Data entries:
[START]

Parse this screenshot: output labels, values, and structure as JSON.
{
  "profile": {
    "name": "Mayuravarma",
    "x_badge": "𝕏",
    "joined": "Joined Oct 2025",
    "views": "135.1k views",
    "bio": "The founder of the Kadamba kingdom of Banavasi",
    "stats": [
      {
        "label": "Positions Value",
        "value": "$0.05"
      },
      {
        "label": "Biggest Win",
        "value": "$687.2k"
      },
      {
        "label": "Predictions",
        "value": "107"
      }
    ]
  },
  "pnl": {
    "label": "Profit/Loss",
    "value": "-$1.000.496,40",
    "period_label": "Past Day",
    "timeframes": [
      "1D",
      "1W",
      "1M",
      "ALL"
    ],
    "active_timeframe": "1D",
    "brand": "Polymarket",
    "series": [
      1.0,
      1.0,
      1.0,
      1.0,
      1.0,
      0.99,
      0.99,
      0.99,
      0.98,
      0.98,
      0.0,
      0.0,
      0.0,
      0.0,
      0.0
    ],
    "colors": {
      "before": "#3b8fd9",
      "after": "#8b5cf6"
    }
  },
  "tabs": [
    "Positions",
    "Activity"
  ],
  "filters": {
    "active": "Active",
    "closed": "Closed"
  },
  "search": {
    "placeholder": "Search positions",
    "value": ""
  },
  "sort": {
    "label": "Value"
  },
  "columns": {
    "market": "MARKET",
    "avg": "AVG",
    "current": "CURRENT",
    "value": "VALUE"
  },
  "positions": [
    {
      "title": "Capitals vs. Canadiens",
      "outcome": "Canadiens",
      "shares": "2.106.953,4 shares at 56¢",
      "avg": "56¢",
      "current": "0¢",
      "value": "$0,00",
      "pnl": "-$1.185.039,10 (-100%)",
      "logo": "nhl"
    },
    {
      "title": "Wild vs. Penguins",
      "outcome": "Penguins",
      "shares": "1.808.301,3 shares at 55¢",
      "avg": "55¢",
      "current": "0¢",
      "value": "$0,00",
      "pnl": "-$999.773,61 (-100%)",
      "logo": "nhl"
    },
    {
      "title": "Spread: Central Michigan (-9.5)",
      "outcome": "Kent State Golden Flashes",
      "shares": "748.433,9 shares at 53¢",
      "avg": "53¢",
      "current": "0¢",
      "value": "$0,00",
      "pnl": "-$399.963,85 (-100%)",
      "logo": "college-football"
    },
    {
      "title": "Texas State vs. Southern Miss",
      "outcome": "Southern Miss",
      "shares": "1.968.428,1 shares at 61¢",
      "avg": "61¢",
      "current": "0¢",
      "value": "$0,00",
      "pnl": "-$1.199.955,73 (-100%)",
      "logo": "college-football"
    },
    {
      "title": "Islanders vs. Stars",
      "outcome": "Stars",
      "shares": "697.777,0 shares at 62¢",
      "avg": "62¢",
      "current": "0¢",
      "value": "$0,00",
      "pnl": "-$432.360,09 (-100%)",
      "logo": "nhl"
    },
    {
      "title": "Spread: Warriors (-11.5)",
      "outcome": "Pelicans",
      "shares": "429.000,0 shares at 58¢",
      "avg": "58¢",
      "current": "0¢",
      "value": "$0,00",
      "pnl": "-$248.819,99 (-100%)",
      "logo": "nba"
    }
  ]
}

[END]

• [SET EXERCISE] Using the material above, copy every line in which the string "Spread" occurs.

• [ANSWER FOR THE TASK]
      "title": "Spread: Central Michigan (-9.5)",
      "title": "Spread: Warriors (-11.5)",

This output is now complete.